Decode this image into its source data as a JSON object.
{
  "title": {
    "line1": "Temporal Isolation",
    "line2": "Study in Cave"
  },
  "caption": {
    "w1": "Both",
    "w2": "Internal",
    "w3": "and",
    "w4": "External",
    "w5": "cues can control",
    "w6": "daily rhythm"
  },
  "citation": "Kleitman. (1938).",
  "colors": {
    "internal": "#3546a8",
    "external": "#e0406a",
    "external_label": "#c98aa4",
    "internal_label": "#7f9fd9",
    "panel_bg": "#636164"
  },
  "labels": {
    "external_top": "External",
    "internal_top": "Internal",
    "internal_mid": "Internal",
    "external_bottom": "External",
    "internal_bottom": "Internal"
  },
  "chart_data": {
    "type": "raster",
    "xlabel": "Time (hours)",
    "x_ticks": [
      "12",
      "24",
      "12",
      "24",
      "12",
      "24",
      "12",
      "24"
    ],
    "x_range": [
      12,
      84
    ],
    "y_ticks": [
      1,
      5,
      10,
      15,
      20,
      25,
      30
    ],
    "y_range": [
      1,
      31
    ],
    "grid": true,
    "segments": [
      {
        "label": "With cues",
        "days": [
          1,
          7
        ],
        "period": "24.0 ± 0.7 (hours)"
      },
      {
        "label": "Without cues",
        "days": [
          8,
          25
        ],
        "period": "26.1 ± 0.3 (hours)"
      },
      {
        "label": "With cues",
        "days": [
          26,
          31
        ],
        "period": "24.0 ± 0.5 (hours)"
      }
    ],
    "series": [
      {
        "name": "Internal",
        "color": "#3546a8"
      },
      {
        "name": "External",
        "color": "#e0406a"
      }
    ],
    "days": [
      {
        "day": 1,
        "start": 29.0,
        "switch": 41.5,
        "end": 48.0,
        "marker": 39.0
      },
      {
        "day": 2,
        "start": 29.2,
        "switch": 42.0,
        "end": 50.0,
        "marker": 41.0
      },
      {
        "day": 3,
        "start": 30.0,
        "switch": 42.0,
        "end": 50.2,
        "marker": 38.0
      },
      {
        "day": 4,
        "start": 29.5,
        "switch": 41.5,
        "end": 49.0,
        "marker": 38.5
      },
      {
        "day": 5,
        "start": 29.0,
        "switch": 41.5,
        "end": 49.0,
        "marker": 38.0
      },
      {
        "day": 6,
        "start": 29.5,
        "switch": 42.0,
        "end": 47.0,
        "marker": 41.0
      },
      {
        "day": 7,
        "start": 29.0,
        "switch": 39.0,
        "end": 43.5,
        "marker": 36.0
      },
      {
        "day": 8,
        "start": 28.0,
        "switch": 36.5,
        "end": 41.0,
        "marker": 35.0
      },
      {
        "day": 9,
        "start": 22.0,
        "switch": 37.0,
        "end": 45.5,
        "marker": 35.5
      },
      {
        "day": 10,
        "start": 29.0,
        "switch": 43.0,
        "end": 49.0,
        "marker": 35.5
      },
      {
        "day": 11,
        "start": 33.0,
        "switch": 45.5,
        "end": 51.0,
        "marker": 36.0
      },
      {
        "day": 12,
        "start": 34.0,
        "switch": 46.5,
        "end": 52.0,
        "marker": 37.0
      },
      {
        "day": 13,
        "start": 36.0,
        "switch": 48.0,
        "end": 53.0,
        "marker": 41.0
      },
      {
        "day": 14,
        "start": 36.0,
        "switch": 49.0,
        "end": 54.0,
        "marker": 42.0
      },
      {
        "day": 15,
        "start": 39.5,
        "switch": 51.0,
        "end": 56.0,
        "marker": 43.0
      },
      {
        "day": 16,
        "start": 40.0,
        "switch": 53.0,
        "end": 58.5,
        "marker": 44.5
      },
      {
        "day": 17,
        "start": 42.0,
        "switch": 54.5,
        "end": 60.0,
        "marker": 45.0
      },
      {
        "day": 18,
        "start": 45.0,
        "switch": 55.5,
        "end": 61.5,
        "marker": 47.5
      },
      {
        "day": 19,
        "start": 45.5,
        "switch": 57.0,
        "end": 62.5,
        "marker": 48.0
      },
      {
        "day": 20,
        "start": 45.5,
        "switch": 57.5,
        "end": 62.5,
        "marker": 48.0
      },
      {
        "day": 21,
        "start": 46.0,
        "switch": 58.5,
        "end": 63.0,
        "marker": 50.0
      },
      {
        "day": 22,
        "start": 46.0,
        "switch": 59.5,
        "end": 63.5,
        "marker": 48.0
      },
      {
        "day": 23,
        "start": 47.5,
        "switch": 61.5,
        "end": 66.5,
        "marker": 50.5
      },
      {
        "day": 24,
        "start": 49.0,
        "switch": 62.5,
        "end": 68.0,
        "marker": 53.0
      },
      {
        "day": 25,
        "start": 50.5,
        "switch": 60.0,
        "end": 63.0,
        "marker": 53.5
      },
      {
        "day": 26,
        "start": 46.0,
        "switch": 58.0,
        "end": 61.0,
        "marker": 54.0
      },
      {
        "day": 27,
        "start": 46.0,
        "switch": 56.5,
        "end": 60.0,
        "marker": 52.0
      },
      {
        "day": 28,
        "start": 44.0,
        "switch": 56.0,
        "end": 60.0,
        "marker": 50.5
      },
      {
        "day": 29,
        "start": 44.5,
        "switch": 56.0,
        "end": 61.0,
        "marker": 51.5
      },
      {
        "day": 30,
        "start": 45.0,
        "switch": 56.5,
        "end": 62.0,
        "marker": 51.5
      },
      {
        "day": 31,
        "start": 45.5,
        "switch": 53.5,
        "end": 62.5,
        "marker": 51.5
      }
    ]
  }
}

#####

* _Set task_: Reproduce each entry exactly, leaving out nothing.

* _Finished answer_:
Decode this image into its source data as a JSON object.
{
  "title": {
    "line1": "Temporal Isolation",
    "line2": "Study in Cave"
  },
  "caption": {
    "w1": "Both",
    "w2": "Internal",
    "w3": "and",
    "w4": "External",
    "w5": "cues can control",
    "w6": "daily rhythm"
  },
  "citation": "Kleitman. (1938).",
  "colors": {
    "internal": "#3546a8",
    "external": "#e0406a",
    "external_label": "#c98aa4",
    "internal_label": "#7f9fd9",
    "panel_bg": "#636164"
  },
  "labels": {
    "external_top": "External",
    "internal_top": "Internal",
    "internal_mid": "Internal",
    "external_bottom": "External",
    "internal_bottom": "Internal"
  },
  "chart_data": {
    "type": "raster",
    "xlabel": "Time (hours)",
    "x_ticks": [
      "12",
      "24",
      "12",
      "24",
      "12",
      "24",
      "12",
      "24"
    ],
    "x_range": [
      12,
      84
    ],
    "y_ticks": [
      1,
      5,
      10,
      15,
      20,
      25,
      30
    ],
    "y_range": [
      1,
      31
    ],
    "grid": true,
    "segments": [
      {
        "label": "With cues",
        "days": [
          1,
          7
        ],
        "period": "24.0 ± 0.7 (hours)"
      },
      {
        "label": "Without cues",
        "days": [
          8,
          25
        ],
        "period": "26.1 ± 0.3 (hours)"
      },
      {
        "label": "With cues",
        "days": [
          26,
          31
        ],
        "period": "24.0 ± 0.5 (hours)"
      }
    ],
    "series": [
      {
        "name": "Internal",
        "color": "#3546a8"
      },
      {
        "name": "External",
        "color": "#e0406a"
      }
    ],
    "days": [
      {
        "day": 1,
        "start": 29.0,
        "switch": 41.5,
        "end": 48.0,
        "marker": 39.0
      },
      {
        "day": 2,
        "start": 29.2,
        "switch": 42.0,
        "end": 50.0,
        "marker": 41.0
      },
      {
        "day": 3,
        "start": 30.0,
        "switch": 42.0,
        "end": 50.2,
        "marker": 38.0
      },
      {
        "day": 4,
        "start": 29.5,
        "switch": 41.5,
        "end": 49.0,
        "marker": 38.5
      },
      {
        "day": 5,
        "start": 29.0,
        "switch": 41.5,
        "end": 49.0,
        "marker": 38.0
      },
      {
        "day": 6,
        "start": 29.5,
        "switch": 42.0,
        "end": 47.0,
        "marker": 41.0
      },
      {
        "day": 7,
        "start": 29.0,
        "switch": 39.0,
        "end": 43.5,
        "marker": 36.0
      },
      {
        "day": 8,
        "start": 28.0,
        "switch": 36.5,
        "end": 41.0,
        "marker": 35.0
      },
      {
        "day": 9,
        "start": 22.0,
        "switch": 37.0,
        "end": 45.5,
        "marker": 35.5
      },
      {
        "day": 10,
        "start": 29.0,
        "switch": 43.0,
        "end": 49.0,
        "marker": 35.5
      },
      {
        "day": 11,
        "start": 33.0,
        "switch": 45.5,
        "end": 51.0,
        "marker": 36.0
      },
      {
        "day": 12,
        "start": 34.0,
        "switch": 46.5,
        "end": 52.0,
        "marker": 37.0
      },
      {
        "day": 13,
        "start": 36.0,
        "switch": 48.0,
        "end": 53.0,
        "marker": 41.0
      },
      {
        "day": 14,
        "start": 36.0,
        "switch": 49.0,
        "end": 54.0,
        "marker": 42.0
      },
      {
        "day": 15,
        "start": 39.5,
        "switch": 51.0,
        "end": 56.0,
        "marker": 43.0
      },
      {
        "day": 16,
        "start": 40.0,
        "switch": 53.0,
        "end": 58.5,
        "marker": 44.5
      },
      {
        "day": 17,
        "start": 42.0,
        "switch": 54.5,
        "end": 60.0,
        "marker": 45.0
      },
      {
        "day": 18,
        "start": 45.0,
        "switch": 55.5,
        "end": 61.5,
        "marker": 47.5
      },
      {
        "day": 19,
        "start": 45.5,
        "switch": 57.0,
        "end": 62.5,
        "marker": 48.0
      },
      {
        "day": 20,
        "start": 45.5,
        "switch": 57.5,
        "end": 62.5,
        "marker": 48.0
      },
      {
        "day": 21,
        "start": 46.0,
        "switch": 58.5,
        "end": 63.0,
        "marker": 50.0
      },
      {
        "day": 22,
        "start": 46.0,
        "switch": 59.5,
        "end": 63.5,
        "marker": 48.0
      },
      {
        "day": 23,
        "start": 47.5,
        "switch": 61.5,
        "end": 66.5,
        "marker": 50.5
      },
      {
        "day": 24,
        "start": 49.0,
        "switch": 62.5,
        "end": 68.0,
        "marker": 53.0
      },
      {
        "day": 25,
        "start": 50.5,
        "switch": 60.0,
        "end": 63.0,
        "marker": 53.5
      },
      {
        "day": 26,
        "start": 46.0,
        "switch": 58.0,
        "end": 61.0,
        "marker": 54.0
      },
      {
        "day": 27,
        "start": 46.0,
        "switch": 56.5,
        "end": 60.0,
        "marker": 52.0
      },
      {
        "day": 28,
        "start": 44.0,
        "switch": 56.0,
        "end": 60.0,
        "marker": 50.5
      },
      {
        "day": 29,
        "start": 44.5,
        "switch": 56.0,
        "end": 61.0,
        "marker": 51.5
      },
      {
        "day": 30,
        "start": 45.0,
        "switch": 56.5,
        "end": 62.0,
        "marker": 51.5
      },
      {
        "day": 31,
        "start": 45.5,
        "switch": 53.5,
        "end": 62.5,
        "marker": 51.5
      }
    ]
  }
}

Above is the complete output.